[Extracted records]
* BEGIN *
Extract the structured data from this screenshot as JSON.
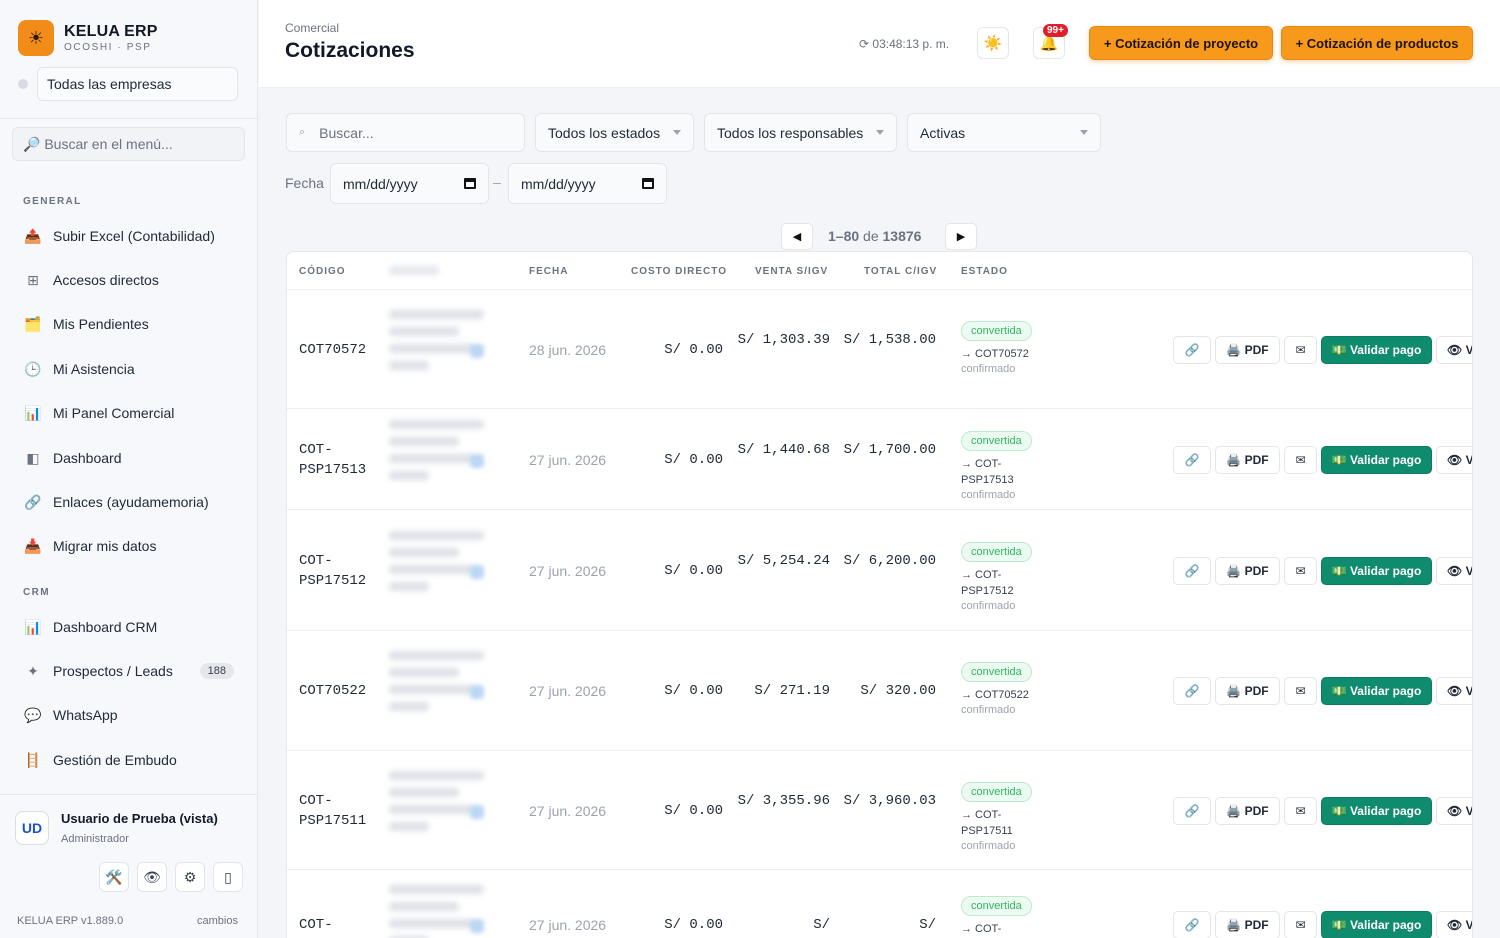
{
  "app": {
    "name": "KELUA ERP",
    "subtitle": "OCOSHI · PSP",
    "logo_icon": "sun-icon",
    "version": "KELUA ERP v1.889.0",
    "changes_label": "cambios"
  },
  "sidebar": {
    "company_select": "Todas las empresas",
    "search_placeholder": "🔎 Buscar en el menú...",
    "sections": {
      "general": "GENERAL",
      "crm": "CRM"
    },
    "items": [
      {
        "icon": "📤",
        "label": "Subir Excel (Contabilidad)"
      },
      {
        "icon": "⊞",
        "label": "Accesos directos"
      },
      {
        "icon": "🗂️",
        "label": "Mis Pendientes"
      },
      {
        "icon": "🕒",
        "label": "Mi Asistencia"
      },
      {
        "icon": "📊",
        "label": "Mi Panel Comercial"
      },
      {
        "icon": "◧",
        "label": "Dashboard"
      },
      {
        "icon": "🔗",
        "label": "Enlaces (ayudamemoria)"
      },
      {
        "icon": "📥",
        "label": "Migrar mis datos"
      },
      {
        "icon": "📊",
        "label": "Dashboard CRM"
      },
      {
        "icon": "✦",
        "label": "Prospectos / Leads",
        "badge": "188"
      },
      {
        "icon": "💬",
        "label": "WhatsApp"
      },
      {
        "icon": "🪜",
        "label": "Gestión de Embudo"
      }
    ],
    "user": {
      "initials": "UD",
      "name": "Usuario de Prueba (vista)",
      "role": "Administrador",
      "actions": [
        "🛠️",
        "👁",
        "⚙",
        "▯"
      ]
    }
  },
  "header": {
    "breadcrumb": "Comercial",
    "title": "Cotizaciones",
    "clock": "⟳ 03:48:13 p. m.",
    "theme_icon": "☀️",
    "bell_icon": "🔔",
    "notif_count": "99+",
    "btn_project": "+ Cotización de proyecto",
    "btn_products": "+ Cotización de productos"
  },
  "filters": {
    "search_placeholder": "Buscar...",
    "search_icon": "⌕",
    "estado": "Todos los estados",
    "responsable": "Todos los responsables",
    "activas": "Activas",
    "fecha_label": "Fecha",
    "date_from": "mm/dd/yyyy",
    "date_to": "mm/dd/yyyy",
    "date_sep": "–"
  },
  "pager": {
    "prev": "◀",
    "next": "▶",
    "range": "1–80",
    "of": "de",
    "total": "13876"
  },
  "table": {
    "columns": {
      "codigo": "CÓDIGO",
      "fecha": "FECHA",
      "costo": "COSTO DIRECTO",
      "venta": "VENTA S/IGV",
      "total": "TOTAL C/IGV",
      "estado": "ESTADO"
    },
    "actions": {
      "link": "🔗",
      "pdf": "🖨️ PDF",
      "mail": "✉",
      "validar": "💵 Validar pago",
      "view": "👁 V"
    },
    "rows": [
      {
        "code": "COT70572",
        "fecha": "28 jun. 2026",
        "costo": "S/ 0.00",
        "venta": "S/ 1,303.39",
        "total": "S/ 1,538.00",
        "estado": "convertida",
        "conv": "→ COT70572",
        "confirm": "confirmado"
      },
      {
        "code": "COT-PSP17513",
        "fecha": "27 jun. 2026",
        "costo": "S/ 0.00",
        "venta": "S/ 1,440.68",
        "total": "S/ 1,700.00",
        "estado": "convertida",
        "conv": "→ COT-PSP17513",
        "confirm": "confirmado"
      },
      {
        "code": "COT-PSP17512",
        "fecha": "27 jun. 2026",
        "costo": "S/ 0.00",
        "venta": "S/ 5,254.24",
        "total": "S/ 6,200.00",
        "estado": "convertida",
        "conv": "→ COT-PSP17512",
        "confirm": "confirmado"
      },
      {
        "code": "COT70522",
        "fecha": "27 jun. 2026",
        "costo": "S/ 0.00",
        "venta": "S/ 271.19",
        "total": "S/ 320.00",
        "estado": "convertida",
        "conv": "→ COT70522",
        "confirm": "confirmado"
      },
      {
        "code": "COT-PSP17511",
        "fecha": "27 jun. 2026",
        "costo": "S/ 0.00",
        "venta": "S/ 3,355.96",
        "total": "S/ 3,960.03",
        "estado": "convertida",
        "conv": "→ COT-PSP17511",
        "confirm": "confirmado"
      },
      {
        "code": "COT-",
        "fecha": "27 jun. 2026",
        "costo": "S/ 0.00",
        "venta": "S/",
        "total": "S/",
        "estado": "convertida",
        "conv": "→ COT-",
        "confirm": ""
      }
    ]
  }
}
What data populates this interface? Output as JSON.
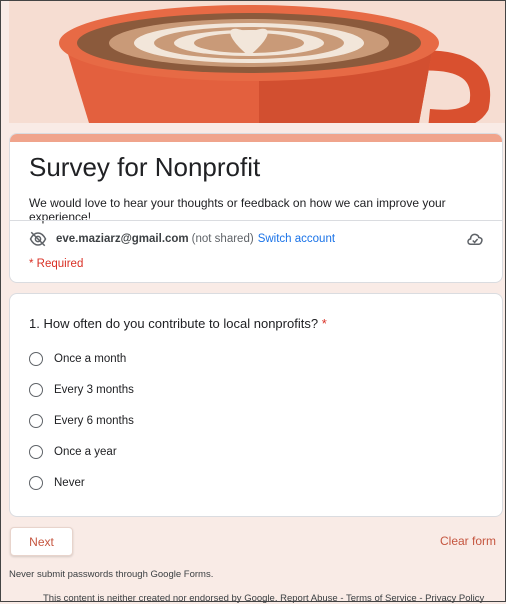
{
  "form": {
    "title": "Survey for Nonprofit",
    "description": "We would love to hear your thoughts or feedback on how we can improve your experience!"
  },
  "account": {
    "email": "eve.maziarz@gmail.com",
    "not_shared": "(not shared)",
    "switch_label": "Switch account",
    "hidden_icon": "eye-off-icon",
    "cloud_icon": "cloud-icon"
  },
  "required_note": "* Required",
  "question": {
    "label": "1. How often do you contribute to local nonprofits?",
    "required_mark": "*",
    "options": [
      "Once a month",
      "Every 3 months",
      "Every 6 months",
      "Once a year",
      "Never"
    ]
  },
  "actions": {
    "next": "Next",
    "clear": "Clear form"
  },
  "footer": {
    "warning": "Never submit passwords through Google Forms.",
    "disclaimer": "This content is neither created nor endorsed by Google. Report Abuse - Terms of Service - Privacy Policy"
  },
  "colors": {
    "accent": "#c5553f",
    "link": "#1a73e8",
    "required": "#d93025",
    "background": "#f9ebe6"
  }
}
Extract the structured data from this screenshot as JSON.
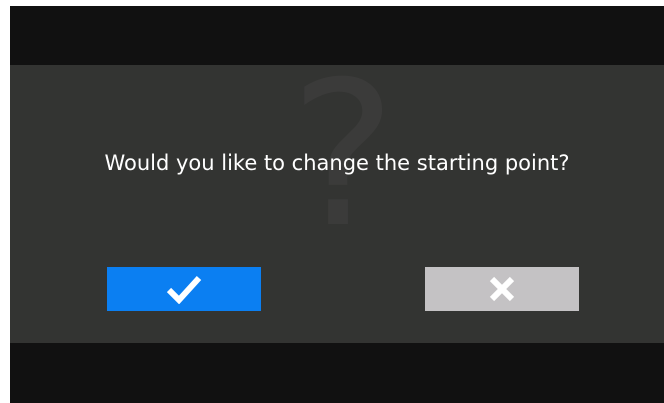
{
  "dialog": {
    "prompt": "Would you like to change the starting point?",
    "background_glyph": "?",
    "confirm_button": {
      "icon": "checkmark-icon",
      "color": "#0b7ff2"
    },
    "cancel_button": {
      "icon": "close-icon",
      "color": "#c4c2c4"
    }
  }
}
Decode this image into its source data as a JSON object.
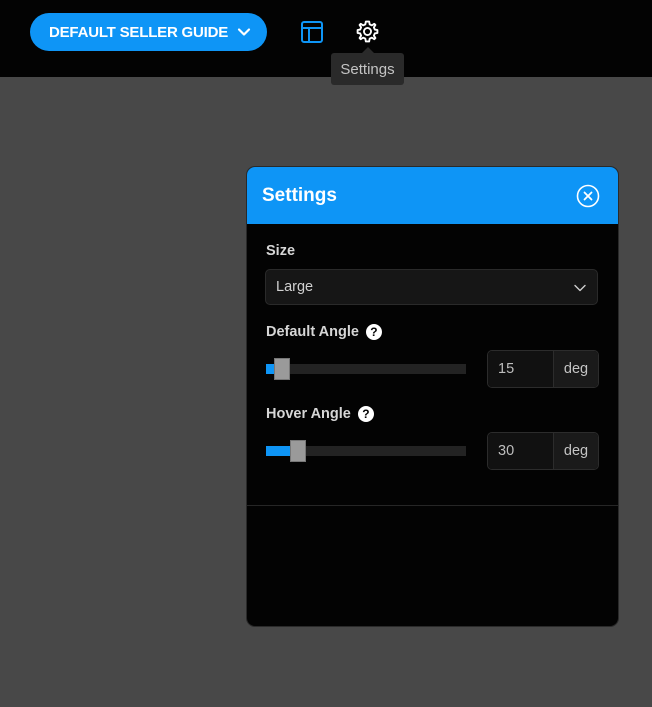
* END *
=== YOUR GOAL ===
Give every line above again exactly, with no pictures.

=== THE OUTPUT ===
Extract the structured data from this screenshot as JSON.
{
  "app": {
    "name": "KELUA ERP",
    "subtitle": "OCOSHI · PSP",
    "logo_icon": "sun-icon",
    "version": "KELUA ERP v1.889.0",
    "changes_label": "cambios"
  },
  "sidebar": {
    "company_select": "Todas las empresas",
    "search_placeholder": "🔎 Buscar en el menú...",
    "sections": {
      "general": "GENERAL",
      "crm": "CRM"
    },
    "items": [
      {
        "icon": "📤",
        "label": "Subir Excel (Contabilidad)"
      },
      {
        "icon": "⊞",
        "label": "Accesos directos"
      },
      {
        "icon": "🗂️",
        "label": "Mis Pendientes"
      },
      {
        "icon": "🕒",
        "label": "Mi Asistencia"
      },
      {
        "icon": "📊",
        "label": "Mi Panel Comercial"
      },
      {
        "icon": "◧",
        "label": "Dashboard"
      },
      {
        "icon": "🔗",
        "label": "Enlaces (ayudamemoria)"
      },
      {
        "icon": "📥",
        "label": "Migrar mis datos"
      },
      {
        "icon": "📊",
        "label": "Dashboard CRM"
      },
      {
        "icon": "✦",
        "label": "Prospectos / Leads",
        "badge": "188"
      },
      {
        "icon": "💬",
        "label": "WhatsApp"
      },
      {
        "icon": "🪜",
        "label": "Gestión de Embudo"
      }
    ],
    "user": {
      "initials": "UD",
      "name": "Usuario de Prueba (vista)",
      "role": "Administrador",
      "actions": [
        "🛠️",
        "👁",
        "⚙",
        "▯"
      ]
    }
  },
  "header": {
    "breadcrumb": "Comercial",
    "title": "Cotizaciones",
    "clock": "⟳ 03:48:13 p. m.",
    "theme_icon": "☀️",
    "bell_icon": "🔔",
    "notif_count": "99+",
    "btn_project": "+ Cotización de proyecto",
    "btn_products": "+ Cotización de productos"
  },
  "filters": {
    "search_placeholder": "Buscar...",
    "search_icon": "⌕",
    "estado": "Todos los estados",
    "responsable": "Todos los responsables",
    "activas": "Activas",
    "fecha_label": "Fecha",
    "date_from": "mm/dd/yyyy",
    "date_to": "mm/dd/yyyy",
    "date_sep": "–"
  },
  "pager": {
    "prev": "◀",
    "next": "▶",
    "range": "1–80",
    "of": "de",
    "total": "13876"
  },
  "table": {
    "columns": {
      "codigo": "CÓDIGO",
      "fecha": "FECHA",
      "costo": "COSTO DIRECTO",
      "venta": "VENTA S/IGV",
      "total": "TOTAL C/IGV",
      "estado": "ESTADO"
    },
    "actions": {
      "link": "🔗",
      "pdf": "🖨️ PDF",
      "mail": "✉",
      "validar": "💵 Validar pago",
      "view": "👁 V"
    },
    "rows": [
      {
        "code": "COT70572",
        "fecha": "28 jun. 2026",
        "costo": "S/ 0.00",
        "venta": "S/ 1,303.39",
        "total": "S/ 1,538.00",
        "estado": "convertida",
        "conv": "→ COT70572",
        "confirm": "confirmado"
      },
      {
        "code": "COT-PSP17513",
        "fecha": "27 jun. 2026",
        "costo": "S/ 0.00",
        "venta": "S/ 1,440.68",
        "total": "S/ 1,700.00",
        "estado": "convertida",
        "conv": "→ COT-PSP17513",
        "confirm": "confirmado"
      },
      {
        "code": "COT-PSP17512",
        "fecha": "27 jun. 2026",
        "costo": "S/ 0.00",
        "venta": "S/ 5,254.24",
        "total": "S/ 6,200.00",
        "estado": "convertida",
        "conv": "→ COT-PSP17512",
        "confirm": "confirmado"
      },
      {
        "code": "COT70522",
        "fecha": "27 jun. 2026",
        "costo": "S/ 0.00",
        "venta": "S/ 271.19",
        "total": "S/ 320.00",
        "estado": "convertida",
        "conv": "→ COT70522",
        "confirm": "confirmado"
      },
      {
        "code": "COT-PSP17511",
        "fecha": "27 jun. 2026",
        "costo": "S/ 0.00",
        "venta": "S/ 3,355.96",
        "total": "S/ 3,960.03",
        "estado": "convertida",
        "conv": "→ COT-PSP17511",
        "confirm": "confirmado"
      },
      {
        "code": "COT-",
        "fecha": "27 jun. 2026",
        "costo": "S/ 0.00",
        "venta": "S/",
        "total": "S/",
        "estado": "convertida",
        "conv": "→ COT-",
        "confirm": ""
      }
    ]
  }
}
What data populates this interface? Output as JSON.
{
  "form": {
    "title": "Survey for Nonprofit",
    "description": "We would love to hear your thoughts or feedback on how we can improve your experience!"
  },
  "account": {
    "email": "eve.maziarz@gmail.com",
    "not_shared": "(not shared)",
    "switch_label": "Switch account",
    "hidden_icon": "eye-off-icon",
    "cloud_icon": "cloud-icon"
  },
  "required_note": "* Required",
  "question": {
    "label": "1. How often do you contribute to local nonprofits?",
    "required_mark": "*",
    "options": [
      "Once a month",
      "Every 3 months",
      "Every 6 months",
      "Once a year",
      "Never"
    ]
  },
  "actions": {
    "next": "Next",
    "clear": "Clear form"
  },
  "footer": {
    "warning": "Never submit passwords through Google Forms.",
    "disclaimer": "This content is neither created nor endorsed by Google. Report Abuse - Terms of Service - Privacy Policy"
  },
  "colors": {
    "accent": "#c5553f",
    "link": "#1a73e8",
    "required": "#d93025",
    "background": "#f9ebe6"
  }
}
Extract the structured data from this screenshot as JSON.
{
  "dialog": {
    "prompt": "Would you like to change the starting point?",
    "background_glyph": "?",
    "confirm_button": {
      "icon": "checkmark-icon",
      "color": "#0b7ff2"
    },
    "cancel_button": {
      "icon": "close-icon",
      "color": "#c4c2c4"
    }
  }
}
Decode this image into its source data as a JSON object.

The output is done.